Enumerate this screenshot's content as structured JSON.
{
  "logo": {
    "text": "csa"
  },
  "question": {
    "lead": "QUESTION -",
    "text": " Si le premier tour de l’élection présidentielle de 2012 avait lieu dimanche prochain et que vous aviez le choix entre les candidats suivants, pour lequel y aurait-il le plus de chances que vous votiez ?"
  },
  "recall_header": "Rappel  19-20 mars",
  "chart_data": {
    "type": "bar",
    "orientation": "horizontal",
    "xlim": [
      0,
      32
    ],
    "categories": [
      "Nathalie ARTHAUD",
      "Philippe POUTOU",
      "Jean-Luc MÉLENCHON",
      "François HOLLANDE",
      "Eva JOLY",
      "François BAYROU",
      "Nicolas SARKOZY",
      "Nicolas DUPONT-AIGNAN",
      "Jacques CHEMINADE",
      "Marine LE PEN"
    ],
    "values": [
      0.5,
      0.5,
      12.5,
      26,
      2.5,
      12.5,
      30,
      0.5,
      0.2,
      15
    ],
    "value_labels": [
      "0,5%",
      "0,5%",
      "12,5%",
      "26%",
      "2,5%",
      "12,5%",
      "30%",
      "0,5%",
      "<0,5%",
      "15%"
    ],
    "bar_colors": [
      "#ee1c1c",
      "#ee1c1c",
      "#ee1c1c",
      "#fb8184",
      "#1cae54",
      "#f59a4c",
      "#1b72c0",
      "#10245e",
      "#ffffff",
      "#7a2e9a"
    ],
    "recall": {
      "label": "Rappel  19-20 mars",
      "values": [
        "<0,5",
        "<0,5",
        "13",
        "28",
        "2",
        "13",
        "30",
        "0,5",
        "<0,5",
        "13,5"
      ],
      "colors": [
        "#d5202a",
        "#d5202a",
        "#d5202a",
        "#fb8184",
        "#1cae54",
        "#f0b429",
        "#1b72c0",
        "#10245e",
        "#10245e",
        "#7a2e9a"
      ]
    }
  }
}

=====

● **Task to carry out**: Restate the whole of the material exactly.

● **Finished answer**:
Enumerate this screenshot's content as structured JSON.
{
  "logo": {
    "text": "csa"
  },
  "question": {
    "lead": "QUESTION -",
    "text": " Si le premier tour de l’élection présidentielle de 2012 avait lieu dimanche prochain et que vous aviez le choix entre les candidats suivants, pour lequel y aurait-il le plus de chances que vous votiez ?"
  },
  "recall_header": "Rappel  19-20 mars",
  "chart_data": {
    "type": "bar",
    "orientation": "horizontal",
    "xlim": [
      0,
      32
    ],
    "categories": [
      "Nathalie ARTHAUD",
      "Philippe POUTOU",
      "Jean-Luc MÉLENCHON",
      "François HOLLANDE",
      "Eva JOLY",
      "François BAYROU",
      "Nicolas SARKOZY",
      "Nicolas DUPONT-AIGNAN",
      "Jacques CHEMINADE",
      "Marine LE PEN"
    ],
    "values": [
      0.5,
      0.5,
      12.5,
      26,
      2.5,
      12.5,
      30,
      0.5,
      0.2,
      15
    ],
    "value_labels": [
      "0,5%",
      "0,5%",
      "12,5%",
      "26%",
      "2,5%",
      "12,5%",
      "30%",
      "0,5%",
      "<0,5%",
      "15%"
    ],
    "bar_colors": [
      "#ee1c1c",
      "#ee1c1c",
      "#ee1c1c",
      "#fb8184",
      "#1cae54",
      "#f59a4c",
      "#1b72c0",
      "#10245e",
      "#ffffff",
      "#7a2e9a"
    ],
    "recall": {
      "label": "Rappel  19-20 mars",
      "values": [
        "<0,5",
        "<0,5",
        "13",
        "28",
        "2",
        "13",
        "30",
        "0,5",
        "<0,5",
        "13,5"
      ],
      "colors": [
        "#d5202a",
        "#d5202a",
        "#d5202a",
        "#fb8184",
        "#1cae54",
        "#f0b429",
        "#1b72c0",
        "#10245e",
        "#10245e",
        "#7a2e9a"
      ]
    }
  }
}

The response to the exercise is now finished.